▶ Aim of the task
Return the records exactly as they are.

==== Records for the exercise ====

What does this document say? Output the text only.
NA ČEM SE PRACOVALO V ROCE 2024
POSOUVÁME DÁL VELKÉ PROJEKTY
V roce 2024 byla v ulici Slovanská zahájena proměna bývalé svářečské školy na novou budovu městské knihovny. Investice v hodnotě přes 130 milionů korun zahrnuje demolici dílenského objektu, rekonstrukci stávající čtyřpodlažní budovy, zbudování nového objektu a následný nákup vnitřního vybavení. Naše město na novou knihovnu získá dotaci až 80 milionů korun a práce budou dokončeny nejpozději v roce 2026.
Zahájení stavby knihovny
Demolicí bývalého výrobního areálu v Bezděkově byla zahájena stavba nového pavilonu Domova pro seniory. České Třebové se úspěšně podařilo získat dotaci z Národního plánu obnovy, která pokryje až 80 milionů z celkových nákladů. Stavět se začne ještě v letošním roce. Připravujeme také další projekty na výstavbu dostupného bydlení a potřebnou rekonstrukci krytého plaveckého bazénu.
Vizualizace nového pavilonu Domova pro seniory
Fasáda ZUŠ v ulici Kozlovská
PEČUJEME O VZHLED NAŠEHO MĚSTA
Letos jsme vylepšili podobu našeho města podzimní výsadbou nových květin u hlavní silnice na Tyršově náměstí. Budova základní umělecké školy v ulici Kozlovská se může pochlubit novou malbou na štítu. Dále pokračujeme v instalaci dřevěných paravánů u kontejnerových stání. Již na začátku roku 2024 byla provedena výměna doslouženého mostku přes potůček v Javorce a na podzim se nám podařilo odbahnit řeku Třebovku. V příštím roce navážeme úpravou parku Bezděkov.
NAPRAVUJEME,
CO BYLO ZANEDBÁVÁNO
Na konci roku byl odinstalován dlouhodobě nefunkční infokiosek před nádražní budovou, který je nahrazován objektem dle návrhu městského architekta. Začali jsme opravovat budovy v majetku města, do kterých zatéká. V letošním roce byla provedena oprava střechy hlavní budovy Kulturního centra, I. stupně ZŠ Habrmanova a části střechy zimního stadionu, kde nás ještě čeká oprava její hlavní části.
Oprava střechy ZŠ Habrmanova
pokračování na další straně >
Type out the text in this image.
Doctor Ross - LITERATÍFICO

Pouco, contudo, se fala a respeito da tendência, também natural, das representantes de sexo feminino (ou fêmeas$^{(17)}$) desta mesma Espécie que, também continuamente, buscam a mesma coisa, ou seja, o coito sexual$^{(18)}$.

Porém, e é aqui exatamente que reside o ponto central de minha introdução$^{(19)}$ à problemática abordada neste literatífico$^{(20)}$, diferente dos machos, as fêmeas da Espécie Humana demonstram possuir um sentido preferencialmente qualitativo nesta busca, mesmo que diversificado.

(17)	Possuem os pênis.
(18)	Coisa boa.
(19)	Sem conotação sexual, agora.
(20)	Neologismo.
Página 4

====

▶ Result of this task
What does this document say? Output the text only.
NA ČEM SE PRACOVALO V ROCE 2024
POSOUVÁME DÁL VELKÉ PROJEKTY
V roce 2024 byla v ulici Slovanská zahájena proměna bývalé svářečské školy na novou budovu městské knihovny. Investice v hodnotě přes 130 milionů korun zahrnuje demolici dílenského objektu, rekonstrukci stávající čtyřpodlažní budovy, zbudování nového objektu a následný nákup vnitřního vybavení. Naše město na novou knihovnu získá dotaci až 80 milionů korun a práce budou dokončeny nejpozději v roce 2026.
Zahájení stavby knihovny
Demolicí bývalého výrobního areálu v Bezděkově byla zahájena stavba nového pavilonu Domova pro seniory. České Třebové se úspěšně podařilo získat dotaci z Národního plánu obnovy, která pokryje až 80 milionů z celkových nákladů. Stavět se začne ještě v letošním roce. Připravujeme také další projekty na výstavbu dostupného bydlení a potřebnou rekonstrukci krytého plaveckého bazénu.
Vizualizace nového pavilonu Domova pro seniory
Fasáda ZUŠ v ulici Kozlovská
PEČUJEME O VZHLED NAŠEHO MĚSTA
Letos jsme vylepšili podobu našeho města podzimní výsadbou nových květin u hlavní silnice na Tyršově náměstí. Budova základní umělecké školy v ulici Kozlovská se může pochlubit novou malbou na štítu. Dále pokračujeme v instalaci dřevěných paravánů u kontejnerových stání. Již na začátku roku 2024 byla provedena výměna doslouženého mostku přes potůček v Javorce a na podzim se nám podařilo odbahnit řeku Třebovku. V příštím roce navážeme úpravou parku Bezděkov.
NAPRAVUJEME,
CO BYLO ZANEDBÁVÁNO
Na konci roku byl odinstalován dlouhodobě nefunkční infokiosek před nádražní budovou, který je nahrazován objektem dle návrhu městského architekta. Začali jsme opravovat budovy v majetku města, do kterých zatéká. V letošním roce byla provedena oprava střechy hlavní budovy Kulturního centra, I. stupně ZŠ Habrmanova a části střechy zimního stadionu, kde nás ještě čeká oprava její hlavní části.
Oprava střechy ZŠ Habrmanova
pokračování na další straně >
Type out the text in this image.
Doctor Ross - LITERATÍFICO

Pouco, contudo, se fala a respeito da tendência, também natural, das representantes de sexo feminino (ou fêmeas$^{(17)}$) desta mesma Espécie que, também continuamente, buscam a mesma coisa, ou seja, o coito sexual$^{(18)}$.

Porém, e é aqui exatamente que reside o ponto central de minha introdução$^{(19)}$ à problemática abordada neste literatífico$^{(20)}$, diferente dos machos, as fêmeas da Espécie Humana demonstram possuir um sentido preferencialmente qualitativo nesta busca, mesmo que diversificado.

(17)	Possuem os pênis.
(18)	Coisa boa.
(19)	Sem conotação sexual, agora.
(20)	Neologismo.
Página 4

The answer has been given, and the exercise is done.